» THE PROBLEM:
The entries below should be transcribed in their entirety, exactly as written.

» RECORDS FOR THIS TASK:
::::

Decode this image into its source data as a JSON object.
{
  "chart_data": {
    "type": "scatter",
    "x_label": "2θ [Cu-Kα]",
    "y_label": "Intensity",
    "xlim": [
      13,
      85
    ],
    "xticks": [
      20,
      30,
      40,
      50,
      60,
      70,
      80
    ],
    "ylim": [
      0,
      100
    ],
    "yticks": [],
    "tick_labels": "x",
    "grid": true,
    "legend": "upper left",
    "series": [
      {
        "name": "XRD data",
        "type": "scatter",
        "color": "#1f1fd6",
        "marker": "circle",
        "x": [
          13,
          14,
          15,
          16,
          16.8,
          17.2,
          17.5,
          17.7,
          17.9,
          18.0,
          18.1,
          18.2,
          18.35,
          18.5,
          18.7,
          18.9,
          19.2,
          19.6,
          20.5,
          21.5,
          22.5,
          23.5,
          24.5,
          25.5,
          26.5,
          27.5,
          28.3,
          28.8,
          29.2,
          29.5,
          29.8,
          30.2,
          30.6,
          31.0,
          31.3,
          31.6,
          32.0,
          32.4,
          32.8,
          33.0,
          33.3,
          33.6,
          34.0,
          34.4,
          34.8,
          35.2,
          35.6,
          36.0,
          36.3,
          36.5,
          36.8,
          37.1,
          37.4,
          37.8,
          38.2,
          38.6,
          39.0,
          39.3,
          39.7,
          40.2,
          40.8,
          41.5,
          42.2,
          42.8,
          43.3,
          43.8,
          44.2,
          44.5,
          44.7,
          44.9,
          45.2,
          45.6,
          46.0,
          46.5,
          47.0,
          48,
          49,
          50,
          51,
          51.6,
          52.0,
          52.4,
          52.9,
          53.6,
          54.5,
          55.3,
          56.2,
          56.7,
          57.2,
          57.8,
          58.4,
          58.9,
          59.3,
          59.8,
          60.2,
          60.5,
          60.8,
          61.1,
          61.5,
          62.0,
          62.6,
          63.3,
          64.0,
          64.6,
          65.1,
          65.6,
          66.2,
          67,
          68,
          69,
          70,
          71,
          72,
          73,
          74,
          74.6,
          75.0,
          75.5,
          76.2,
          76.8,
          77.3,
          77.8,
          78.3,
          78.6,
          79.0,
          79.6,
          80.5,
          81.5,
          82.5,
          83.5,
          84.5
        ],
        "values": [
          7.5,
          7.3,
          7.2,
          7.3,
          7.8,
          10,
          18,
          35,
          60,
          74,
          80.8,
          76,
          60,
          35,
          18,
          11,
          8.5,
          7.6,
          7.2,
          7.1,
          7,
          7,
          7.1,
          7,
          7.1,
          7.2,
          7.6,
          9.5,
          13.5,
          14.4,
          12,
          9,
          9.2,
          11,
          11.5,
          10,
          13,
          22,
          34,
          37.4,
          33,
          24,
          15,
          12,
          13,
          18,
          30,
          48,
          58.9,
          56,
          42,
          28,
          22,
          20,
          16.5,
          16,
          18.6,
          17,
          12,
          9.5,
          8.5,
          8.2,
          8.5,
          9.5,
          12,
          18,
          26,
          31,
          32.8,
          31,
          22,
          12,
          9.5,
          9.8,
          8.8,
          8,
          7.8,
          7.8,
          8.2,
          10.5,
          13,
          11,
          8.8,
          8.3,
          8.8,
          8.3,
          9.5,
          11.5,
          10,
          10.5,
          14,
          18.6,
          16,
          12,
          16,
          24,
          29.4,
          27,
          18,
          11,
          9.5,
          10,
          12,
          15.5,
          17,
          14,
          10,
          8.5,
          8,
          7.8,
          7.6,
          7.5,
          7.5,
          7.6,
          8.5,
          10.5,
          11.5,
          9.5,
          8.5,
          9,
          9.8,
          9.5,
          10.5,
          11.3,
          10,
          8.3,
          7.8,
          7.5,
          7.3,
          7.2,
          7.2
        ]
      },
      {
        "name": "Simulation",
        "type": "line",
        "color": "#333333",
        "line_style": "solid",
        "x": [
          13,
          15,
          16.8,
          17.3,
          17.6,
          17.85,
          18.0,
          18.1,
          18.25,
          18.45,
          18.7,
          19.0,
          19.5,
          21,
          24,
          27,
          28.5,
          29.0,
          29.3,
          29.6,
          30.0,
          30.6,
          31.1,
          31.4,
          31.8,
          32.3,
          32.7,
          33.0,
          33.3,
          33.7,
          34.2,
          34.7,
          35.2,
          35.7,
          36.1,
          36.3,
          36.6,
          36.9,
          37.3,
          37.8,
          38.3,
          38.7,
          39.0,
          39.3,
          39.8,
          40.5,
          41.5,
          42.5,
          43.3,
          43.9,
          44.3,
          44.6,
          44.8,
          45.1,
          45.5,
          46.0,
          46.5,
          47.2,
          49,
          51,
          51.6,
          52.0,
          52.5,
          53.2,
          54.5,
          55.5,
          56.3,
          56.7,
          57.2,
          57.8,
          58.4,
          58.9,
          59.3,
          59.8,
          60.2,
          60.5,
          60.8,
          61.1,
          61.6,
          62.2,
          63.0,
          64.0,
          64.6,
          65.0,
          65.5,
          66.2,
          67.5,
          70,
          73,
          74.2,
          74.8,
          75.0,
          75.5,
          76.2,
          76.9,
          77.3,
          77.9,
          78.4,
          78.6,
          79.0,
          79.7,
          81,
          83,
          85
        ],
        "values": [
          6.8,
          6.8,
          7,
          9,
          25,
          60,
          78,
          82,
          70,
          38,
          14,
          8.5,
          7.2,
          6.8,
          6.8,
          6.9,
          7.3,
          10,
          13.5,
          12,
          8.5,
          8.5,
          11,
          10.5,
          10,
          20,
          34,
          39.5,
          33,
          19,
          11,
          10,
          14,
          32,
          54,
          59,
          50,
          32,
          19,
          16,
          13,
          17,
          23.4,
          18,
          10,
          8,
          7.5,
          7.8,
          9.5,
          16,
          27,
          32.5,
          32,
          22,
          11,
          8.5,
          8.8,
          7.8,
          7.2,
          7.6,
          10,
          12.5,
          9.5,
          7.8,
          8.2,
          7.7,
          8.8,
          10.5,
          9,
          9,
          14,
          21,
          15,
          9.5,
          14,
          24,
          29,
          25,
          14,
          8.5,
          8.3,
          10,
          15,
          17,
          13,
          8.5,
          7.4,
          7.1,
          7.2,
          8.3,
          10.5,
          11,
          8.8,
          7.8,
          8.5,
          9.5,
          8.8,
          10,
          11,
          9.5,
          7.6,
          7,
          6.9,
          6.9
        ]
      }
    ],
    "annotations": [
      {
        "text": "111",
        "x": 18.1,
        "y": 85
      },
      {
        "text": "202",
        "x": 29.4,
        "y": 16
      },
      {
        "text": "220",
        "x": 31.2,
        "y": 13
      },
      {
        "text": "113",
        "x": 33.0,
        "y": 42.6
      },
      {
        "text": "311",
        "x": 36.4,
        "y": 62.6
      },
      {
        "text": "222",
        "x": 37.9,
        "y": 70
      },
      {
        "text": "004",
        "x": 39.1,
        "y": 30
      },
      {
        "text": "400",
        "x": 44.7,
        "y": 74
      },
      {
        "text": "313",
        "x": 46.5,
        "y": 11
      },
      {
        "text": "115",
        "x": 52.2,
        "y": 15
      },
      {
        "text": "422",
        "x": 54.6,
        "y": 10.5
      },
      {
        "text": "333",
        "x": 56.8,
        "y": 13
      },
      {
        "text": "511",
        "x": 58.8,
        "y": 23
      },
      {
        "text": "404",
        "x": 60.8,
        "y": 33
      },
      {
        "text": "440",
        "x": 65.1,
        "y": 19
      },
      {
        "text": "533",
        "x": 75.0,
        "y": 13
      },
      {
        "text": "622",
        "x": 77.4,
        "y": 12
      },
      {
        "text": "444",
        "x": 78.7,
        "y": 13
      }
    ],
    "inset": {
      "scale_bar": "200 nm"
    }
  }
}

::::

» EXERCISE ANSWER:
Decode this image into its source data as a JSON object.
{
  "chart_data": {
    "type": "scatter",
    "x_label": "2θ [Cu-Kα]",
    "y_label": "Intensity",
    "xlim": [
      13,
      85
    ],
    "xticks": [
      20,
      30,
      40,
      50,
      60,
      70,
      80
    ],
    "ylim": [
      0,
      100
    ],
    "yticks": [],
    "tick_labels": "x",
    "grid": true,
    "legend": "upper left",
    "series": [
      {
        "name": "XRD data",
        "type": "scatter",
        "color": "#1f1fd6",
        "marker": "circle",
        "x": [
          13,
          14,
          15,
          16,
          16.8,
          17.2,
          17.5,
          17.7,
          17.9,
          18.0,
          18.1,
          18.2,
          18.35,
          18.5,
          18.7,
          18.9,
          19.2,
          19.6,
          20.5,
          21.5,
          22.5,
          23.5,
          24.5,
          25.5,
          26.5,
          27.5,
          28.3,
          28.8,
          29.2,
          29.5,
          29.8,
          30.2,
          30.6,
          31.0,
          31.3,
          31.6,
          32.0,
          32.4,
          32.8,
          33.0,
          33.3,
          33.6,
          34.0,
          34.4,
          34.8,
          35.2,
          35.6,
          36.0,
          36.3,
          36.5,
          36.8,
          37.1,
          37.4,
          37.8,
          38.2,
          38.6,
          39.0,
          39.3,
          39.7,
          40.2,
          40.8,
          41.5,
          42.2,
          42.8,
          43.3,
          43.8,
          44.2,
          44.5,
          44.7,
          44.9,
          45.2,
          45.6,
          46.0,
          46.5,
          47.0,
          48,
          49,
          50,
          51,
          51.6,
          52.0,
          52.4,
          52.9,
          53.6,
          54.5,
          55.3,
          56.2,
          56.7,
          57.2,
          57.8,
          58.4,
          58.9,
          59.3,
          59.8,
          60.2,
          60.5,
          60.8,
          61.1,
          61.5,
          62.0,
          62.6,
          63.3,
          64.0,
          64.6,
          65.1,
          65.6,
          66.2,
          67,
          68,
          69,
          70,
          71,
          72,
          73,
          74,
          74.6,
          75.0,
          75.5,
          76.2,
          76.8,
          77.3,
          77.8,
          78.3,
          78.6,
          79.0,
          79.6,
          80.5,
          81.5,
          82.5,
          83.5,
          84.5
        ],
        "values": [
          7.5,
          7.3,
          7.2,
          7.3,
          7.8,
          10,
          18,
          35,
          60,
          74,
          80.8,
          76,
          60,
          35,
          18,
          11,
          8.5,
          7.6,
          7.2,
          7.1,
          7,
          7,
          7.1,
          7,
          7.1,
          7.2,
          7.6,
          9.5,
          13.5,
          14.4,
          12,
          9,
          9.2,
          11,
          11.5,
          10,
          13,
          22,
          34,
          37.4,
          33,
          24,
          15,
          12,
          13,
          18,
          30,
          48,
          58.9,
          56,
          42,
          28,
          22,
          20,
          16.5,
          16,
          18.6,
          17,
          12,
          9.5,
          8.5,
          8.2,
          8.5,
          9.5,
          12,
          18,
          26,
          31,
          32.8,
          31,
          22,
          12,
          9.5,
          9.8,
          8.8,
          8,
          7.8,
          7.8,
          8.2,
          10.5,
          13,
          11,
          8.8,
          8.3,
          8.8,
          8.3,
          9.5,
          11.5,
          10,
          10.5,
          14,
          18.6,
          16,
          12,
          16,
          24,
          29.4,
          27,
          18,
          11,
          9.5,
          10,
          12,
          15.5,
          17,
          14,
          10,
          8.5,
          8,
          7.8,
          7.6,
          7.5,
          7.5,
          7.6,
          8.5,
          10.5,
          11.5,
          9.5,
          8.5,
          9,
          9.8,
          9.5,
          10.5,
          11.3,
          10,
          8.3,
          7.8,
          7.5,
          7.3,
          7.2,
          7.2
        ]
      },
      {
        "name": "Simulation",
        "type": "line",
        "color": "#333333",
        "line_style": "solid",
        "x": [
          13,
          15,
          16.8,
          17.3,
          17.6,
          17.85,
          18.0,
          18.1,
          18.25,
          18.45,
          18.7,
          19.0,
          19.5,
          21,
          24,
          27,
          28.5,
          29.0,
          29.3,
          29.6,
          30.0,
          30.6,
          31.1,
          31.4,
          31.8,
          32.3,
          32.7,
          33.0,
          33.3,
          33.7,
          34.2,
          34.7,
          35.2,
          35.7,
          36.1,
          36.3,
          36.6,
          36.9,
          37.3,
          37.8,
          38.3,
          38.7,
          39.0,
          39.3,
          39.8,
          40.5,
          41.5,
          42.5,
          43.3,
          43.9,
          44.3,
          44.6,
          44.8,
          45.1,
          45.5,
          46.0,
          46.5,
          47.2,
          49,
          51,
          51.6,
          52.0,
          52.5,
          53.2,
          54.5,
          55.5,
          56.3,
          56.7,
          57.2,
          57.8,
          58.4,
          58.9,
          59.3,
          59.8,
          60.2,
          60.5,
          60.8,
          61.1,
          61.6,
          62.2,
          63.0,
          64.0,
          64.6,
          65.0,
          65.5,
          66.2,
          67.5,
          70,
          73,
          74.2,
          74.8,
          75.0,
          75.5,
          76.2,
          76.9,
          77.3,
          77.9,
          78.4,
          78.6,
          79.0,
          79.7,
          81,
          83,
          85
        ],
        "values": [
          6.8,
          6.8,
          7,
          9,
          25,
          60,
          78,
          82,
          70,
          38,
          14,
          8.5,
          7.2,
          6.8,
          6.8,
          6.9,
          7.3,
          10,
          13.5,
          12,
          8.5,
          8.5,
          11,
          10.5,
          10,
          20,
          34,
          39.5,
          33,
          19,
          11,
          10,
          14,
          32,
          54,
          59,
          50,
          32,
          19,
          16,
          13,
          17,
          23.4,
          18,
          10,
          8,
          7.5,
          7.8,
          9.5,
          16,
          27,
          32.5,
          32,
          22,
          11,
          8.5,
          8.8,
          7.8,
          7.2,
          7.6,
          10,
          12.5,
          9.5,
          7.8,
          8.2,
          7.7,
          8.8,
          10.5,
          9,
          9,
          14,
          21,
          15,
          9.5,
          14,
          24,
          29,
          25,
          14,
          8.5,
          8.3,
          10,
          15,
          17,
          13,
          8.5,
          7.4,
          7.1,
          7.2,
          8.3,
          10.5,
          11,
          8.8,
          7.8,
          8.5,
          9.5,
          8.8,
          10,
          11,
          9.5,
          7.6,
          7,
          6.9,
          6.9
        ]
      }
    ],
    "annotations": [
      {
        "text": "111",
        "x": 18.1,
        "y": 85
      },
      {
        "text": "202",
        "x": 29.4,
        "y": 16
      },
      {
        "text": "220",
        "x": 31.2,
        "y": 13
      },
      {
        "text": "113",
        "x": 33.0,
        "y": 42.6
      },
      {
        "text": "311",
        "x": 36.4,
        "y": 62.6
      },
      {
        "text": "222",
        "x": 37.9,
        "y": 70
      },
      {
        "text": "004",
        "x": 39.1,
        "y": 30
      },
      {
        "text": "400",
        "x": 44.7,
        "y": 74
      },
      {
        "text": "313",
        "x": 46.5,
        "y": 11
      },
      {
        "text": "115",
        "x": 52.2,
        "y": 15
      },
      {
        "text": "422",
        "x": 54.6,
        "y": 10.5
      },
      {
        "text": "333",
        "x": 56.8,
        "y": 13
      },
      {
        "text": "511",
        "x": 58.8,
        "y": 23
      },
      {
        "text": "404",
        "x": 60.8,
        "y": 33
      },
      {
        "text": "440",
        "x": 65.1,
        "y": 19
      },
      {
        "text": "533",
        "x": 75.0,
        "y": 13
      },
      {
        "text": "622",
        "x": 77.4,
        "y": 12
      },
      {
        "text": "444",
        "x": 78.7,
        "y": 13
      }
    ],
    "inset": {
      "scale_bar": "200 nm"
    }
  }
}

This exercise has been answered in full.